Pull out every line below containing the word "πόλιν".

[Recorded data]
* * * * *

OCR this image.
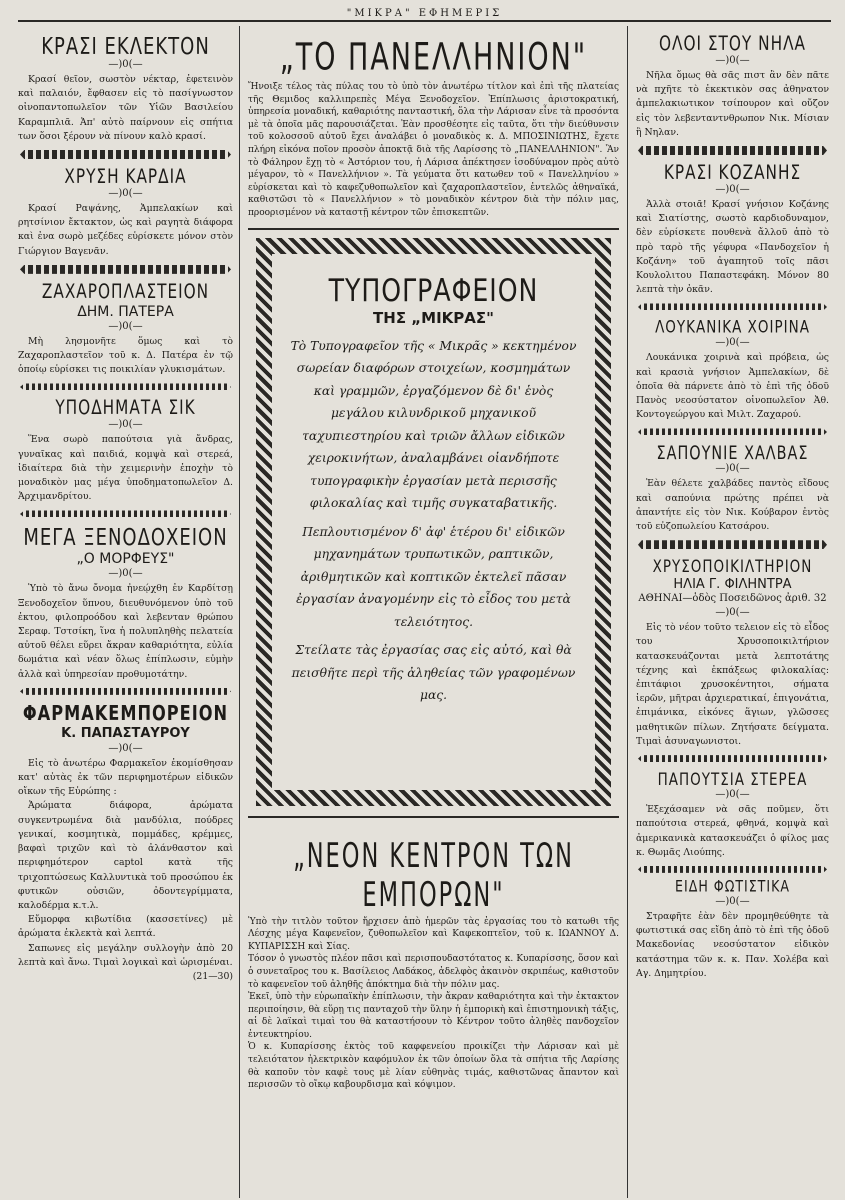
"ΜΙΚΡΑ" ΕΦΗΜΕΡΙΣ
ΚΡΑΣΙ ΕΚΛΕΚΤΟΝ
—)0(—

Κρασί θεῖον, σωστὸν νέκταρ, ἐφετεινὸν καὶ παλαιόν, ἔφθασεν εἰς τὸ πασίγνωστον οἰνοπαντοπωλεῖον τῶν Υἱῶν Βασιλείου Καραμπλιᾶ. Ἀπ' αὐτὸ παίρνουν εἰς σπήτια των ὅσοι ξέρουν νὰ πίνουν καλὸ κρασί.

ΧΡΥΣΗ ΚΑΡΔΙΑ
—)0(—

Κρασί Ραψάνης, Ἀμπελακίων καὶ ρητσίνιον ἔκτακτον, ὡς καὶ ραγητὰ διάφορα καὶ ἐνα σωρὸ μεζέδες εὑρίσκετε μόνον στὸν Γιώργιον Βαγενᾶν.

ΖΑΧΑΡΟΠΛΑΣΤΕΙΟΝ
ΔΗΜ. ΠΑΤΕΡΑ
—)0(—

Μὴ λησμονῆτε ὅμως καὶ τὸ Ζαχαροπλαστεῖον τοῦ κ. Δ. Πατέρα ἐν τῷ ὁποίῳ εὑρίσκει τις ποικιλίαν γλυκισμάτων.

ΥΠΟΔΗΜΑΤΑ ΣΙΚ
—)0(—

Ἕνα σωρὸ παπούτσια γιὰ ἄνδρας, γυναῖκας καὶ παιδιά, κομψὰ καὶ στερεά, ἰδιαίτερα διὰ τὴν χειμερινὴν ἐποχὴν τὸ μοναδικὸν μας μέγα ὑποδηματοπωλεῖον Δ. Ἀρχιμανδρίτου.

ΜΕΓΑ ΞΕΝΟΔΟΧΕΙΟΝ
„Ο ΜΟΡΦΕΥΣ"
—)0(—

Ὑπὸ τὸ ἄνω ὄνομα ἠνεῴχθη ἐν Καρδίτσῃ Ξενοδοχεῖον ὕπνου, διευθυνόμενον ὑπὸ τοῦ ἐκτου, φιλοπροόδου καὶ λεβενταν θρώπου Σεραφ. Τστσίκη, ἵνα ἡ πολυπληθὴς πελατεία αὐτοῦ θέλει εὕρει ἄκραν καθαριότητα, εὐλία δωμάτια καὶ νέαν ὅλως ἐπίπλωσιν, εὐμὴν ἀλλὰ καὶ ὑπηρεσίαν προθυμοτάτην.

ΦΑΡΜΑΚΕΜΠΟΡΕΙΟΝ
Κ. ΠΑΠΑΣΤΑΥΡΟΥ
—)0(—

Εἰς τὸ ἀνωτέρω Φαρμακεῖον ἐκομίσθησαν κατ' αὐτὰς ἐκ τῶν περιφημοτέρων εἰδικῶν οἴκων τῆς Εὐρώπης :

Ἀρώματα διάφορα, ἀρώματα συγκεντρωμένα διὰ μανδύλια, πούδρες γενικαί, κοσμητικὰ, πομμάδες, κρέμμες, βαφαὶ τριχῶν καὶ τὸ ἀλάνθαστον καὶ περιφημότερον captol κατὰ τῆς τριχοπτώσεως Καλλυντικὰ τοῦ προσώπου ἐκ φυτικῶν οὐσιῶν, ὀδοντεγρίμματα, καλοδέρμα κ.τ.λ.

Εὔμορφα κιβωτίδια (κασσετίνες) μὲ ἀρώματα ἐκλεκτὰ καὶ λεπτά.

Σαπωνες εἰς μεγάλην συλλογὴν ἀπὸ 20 λεπτὰ καὶ ἄνω. Τιμαὶ λογικαὶ καὶ ὡρισμέναι.

(21—30)
„ΤΟ ΠΑΝΕΛΛΗΝΙΟΝ"

Ἤνοιξε τέλος τὰς πύλας του τὸ ὑπὸ τὸν ἀνωτέρω τίτλον καὶ ἐπὶ τῆς πλατείας τῆς Θεμιδος καλλιπρεπὲς Μέγα Ξενοδοχεῖον. Ἐπίπλωσις ἀριστοκρατική, ὑπηρεσία μοναδική, καθαριότης πανταστική, ὅλα τὴν Λάρισαν εἶνε τὰ προσόντα μὲ τὰ ὁποῖα μᾶς παρουσιάζεται. Ἐὰν προσθέσητε εἰς ταῦτα, ὅτι τὴν διεύθυνσιν τοῦ κολοσσοῦ αὐτοῦ ἔχει ἀναλάβει ὁ μοναδικὸς κ. Δ. ΜΠΟΣΙΝΙΩΤΗΣ, ἔχετε πλήρη εἰκόνα ποῖον προσὸν ἀποκτᾷ διὰ τῆς Λαρίσσης τὸ „ΠΑΝΕΛΛΗΝΙΟΝ". Ἂν τὸ Φάληρον ἔχῃ τὸ « Ἀστόριον του, ἡ Λάρισα ἀπέκτησεν ἰσοδύναμον πρὸς αὐτὸ μέγαρον, τὸ « Πανελλήνιον ». Τὰ γεύματα ὅτι κατωθεν τοῦ « Πανελληνίου » εὑρίσκεται καὶ τὸ καφεζυθοπωλεῖον καὶ ζαχαροπλαστεῖον, ἐντελῶς ἀθηναϊκά, καθιστῶσι τὸ « Πανελλήνιον » τὸ μοναδικὸν κέντρον διὰ τὴν πόλιν μας, προορισμένον νὰ καταστῇ κέντρον τῶν ἐπισκεπτῶν.

ΤΥΠΟΓΡΑΦΕΙΟΝ
ΤΗΣ „ΜΙΚΡΑΣ"

Τὸ Τυπογραφεῖον τῆς « Μικρᾶς » κεκτημένον σωρείαν διαφόρων στοιχείων, κοσμημάτων καὶ γραμμῶν, ἐργαζόμενον δὲ δι' ἑνὸς μεγάλου κιλυνδρικοῦ μηχανικοῦ ταχυπιεστηρίου καὶ τριῶν ἄλλων εἰδικῶν χειροκινήτων, ἀναλαμβάνει οἱανδήποτε τυπογραφικὴν ἐργασίαν μετὰ περισσῆς φιλοκαλίας καὶ τιμῆς συγκαταβατικῆς.

Πεπλουτισμένον δ' ἀφ' ἑτέρου δι' εἰδικῶν μηχανημάτων τρυπωτικῶν, ραπτικῶν, ἀριθμητικῶν καὶ κοπτικῶν ἐκτελεῖ πᾶσαν ἐργασίαν ἀναγομένην εἰς τὸ εἶδος του μετὰ τελειότητος.

Στείλατε τὰς ἐργασίας σας εἰς αὐτό, καὶ θὰ πεισθῆτε περὶ τῆς ἀληθείας τῶν γραφομένων μας.

„ΝΕΟΝ ΚΕΝΤΡΟΝ ΤΩΝ ΕΜΠΟΡΩΝ"

Ὑπὸ τὴν τιτλὸν τοῦτον ἤρχισεν ἀπὸ ἡμερῶν τὰς ἐργασίας του τὸ κατωθι τῆς Λέσχης μέγα Καφενεῖον, ζυθοπωλεῖον καὶ Καφεκοπτεῖον, τοῦ κ. ΙΩΑΝΝΟΥ Δ. ΚΥΠΑΡΙΣΣΗ καὶ Σίας.

Τόσον ὁ γνωστὸς πλέον πᾶσι καὶ περισπουδαστότατος κ. Κυπαρίσσης, ὅσον καὶ ὁ συνεταῖρος του κ. Βασίλειος Λαδάκος, ἀδελφὸς ἀκαινὸν σκριπέως, καθιστοῦν τὸ καφενεῖον τοῦ ἀληθῆς ἀπόκτημα διὰ τὴν πόλιν μας.

Ἐκεῖ, ὑπὸ τὴν εὐρωπαϊκὴν ἐπίπλωσιν, τὴν ἄκραν καθαριότητα καὶ τὴν ἐκτακτον περιποίησιν, θὰ εὕρῃ τις πανταχοῦ τὴν ὕλην ἡ ἐμπορικὴ καὶ ἐπιστημονικὴ τάξις, αἱ δὲ λαϊκαὶ τιμαὶ του θὰ καταστήσουν τὸ Κέντρον τοῦτο ἀληθὲς πανδοχεῖον ἐντευκτηρίου.

Ὁ κ. Κυπαρίσσης ἐκτὸς τοῦ καφφενείου προικίζει τὴν Λάρισαν καὶ μὲ τελειότατον ἠλεκτρικὸν καφόμυλον ἐκ τῶν ὁποίων ὅλα τὰ σπήτια τῆς Λαρίσης θὰ καποῦν τὸν καφὲ τους μὲ λίαν εὐθηνὰς τιμάς, καθιστῶνας ἄπαντον καὶ περισσῶν τὸ οἴκῳ καβουρδισμα καὶ κόψιμον.

ΟΛΟΙ ΣΤΟΥ ΝΗΛΑ
—)0(—

Νῆλα ὅμως θὰ σᾶς πιστ ἂν δὲν πᾶτε νὰ πχῆτε τὸ ἐκεκτικὸν σας ἀθηνατον ἀμπελακιωτικον τσίπουρον καὶ οὔζον εἰς τὸν λεβενταντνθρωπον Νικ. Μίσιαν ἢ Νηλαν.

ΚΡΑΣΙ ΚΟΖΑΝΗΣ
—)0(—

Ἀλλὰ στοιᾶ! Κρασί γνήσιον Κοζάνης καὶ Σιατίστης, σωστὸ καρδιοδυναμον, δὲν εὑρίσκετε πουθενὰ ἄλλοῦ ἀπὸ τὸ πρὸ ταρὸ τῆς γέφυρα «Πανδοχεῖον ἡ Κοζάνη» τοῦ ἀγαπητοῦ τοῖς πᾶσι Κουλολιτου Παπαστεφάκη. Μόνον 80 λεπτὰ τὴν ὀκᾶν.

ΛΟΥΚΑΝΙΚΑ ΧΟΙΡΙΝΑ
—)0(—

Λουκάνικα χοιρινὰ καὶ πρόβεια, ὡς καὶ κρασιὰ γνήσιον Ἀμπελακίων, δὲ ὁποῖα θὰ πάρνετε ἀπὸ τὸ ἐπὶ τῆς ὁδοῦ Πανὸς νεοσύστατον οἰνοπωλεῖον Ἀθ. Κοντογεώργου καὶ Μιλτ. Ζαχαρού.

ΣΑΠΟΥΝΙΕ ΧΑΛΒΑΣ
—)0(—

Ἐὰν θέλετε χαλβάδες παντὸς εἴδους καὶ σαπούνια πρώτης πρέπει νὰ ἀπαντήτε εἰς τὸν Νικ. Κούβαρον ἐντὸς τοῦ εὐζοπωλείου Κατσάρου.

ΧΡΥΣΟΠΟΙΚΙΛΤΗΡΙΟΝ
ΗΛΙΑ Γ. ΦΙΛΗΝΤΡΑ
ΑΘΗΝΑΙ—ὁδὸς Ποσειδῶνος ἀριθ. 32
—)0(—

Εἰς τὸ νέον τοῦτο τελειον εἰς τὸ εἶδος του Χρυσοποικιλτήριον κατασκευάζονται μετὰ λεπτοτάτης τέχνης καὶ ἐκπάξεως φιλοκαλίας: ἐπιτάφιοι χρυσοκέντητοι, σήματα ἱερῶν, μῆτραι ἀρχιερατικαί, ἐπιγονάτια, ἐπιμάνικα, εἰκόνες ἅγιων, γλῶσσες μαθητικῶν πίλων. Ζητήσατε δείγματα. Τιμαὶ ἀσυναγωνιστοι.

ΠΑΠΟΥΤΣΙΑ ΣΤΕΡΕΑ
—)0(—

Ἐξεχάσαμεν νὰ σᾶς ποῦμεν, ὅτι παπούτσια στερεά, φθηνά, κομψὰ καὶ ἀμερικανικὰ κατασκευάζει ὁ φίλος μας κ. Θωμᾶς Λιούπης.

ΕΙΔΗ ΦΩΤΙΣΤΙΚΑ
—)0(—

Στραφῆτε ἐὰν δὲν προμηθεύθητε τὰ φωτιστικά σας εἴδη ἀπὸ τὸ ἐπὶ τῆς ὁδοῦ Μακεδονίας νεοσύστατον εἰδικὸν κατάστημα τῶν κ. κ. Παν. Χολέβα καὶ Αγ. Δημητρίου.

* * * * *

EXERCISE RESPONSE:
Ἤνοιξε τέλος τὰς πύλας του τὸ ὑπὸ τὸν ἀνωτέρω τίτλον καὶ ἐπὶ τῆς πλατείας τῆς Θεμιδος καλλιπρεπὲς Μέγα Ξενοδοχεῖον. Ἐπίπλωσις ἀριστοκρατική, ὑπηρεσία μοναδική, καθαριότης πανταστική, ὅλα τὴν Λάρισαν εἶνε τὰ προσόντα μὲ τὰ ὁποῖα μᾶς παρουσιάζεται. Ἐὰν προσθέσητε εἰς ταῦτα, ὅτι τὴν διεύθυνσιν τοῦ κολοσσοῦ αὐτοῦ ἔχει ἀναλάβει ὁ μοναδικὸς κ. Δ. ΜΠΟΣΙΝΙΩΤΗΣ, ἔχετε πλήρη εἰκόνα ποῖον προσὸν ἀποκτᾷ διὰ τῆς Λαρίσσης τὸ „ΠΑΝΕΛΛΗΝΙΟΝ". Ἂν τὸ Φάληρον ἔχῃ τὸ « Ἀστόριον του, ἡ Λάρισα ἀπέκτησεν ἰσοδύναμον πρὸς αὐτὸ μέγαρον, τὸ « Πανελλήνιον ». Τὰ γεύματα ὅτι κατωθεν τοῦ « Πανελληνίου » εὑρίσκεται καὶ τὸ καφεζυθοπωλεῖον καὶ ζαχαροπλαστεῖον, ἐντελῶς ἀθηναϊκά, καθιστῶσι τὸ « Πανελλήνιον » τὸ μοναδικὸν κέντρον διὰ τὴν πόλιν μας, προορισμένον νὰ καταστῇ κέντρον τῶν ἐπισκεπτῶν.
Τόσον ὁ γνωστὸς πλέον πᾶσι καὶ περισπουδαστότατος κ. Κυπαρίσσης, ὅσον καὶ ὁ συνεταῖρος του κ. Βασίλειος Λαδάκος, ἀδελφὸς ἀκαινὸν σκριπέως, καθιστοῦν τὸ καφενεῖον τοῦ ἀληθῆς ἀπόκτημα διὰ τὴν πόλιν μας.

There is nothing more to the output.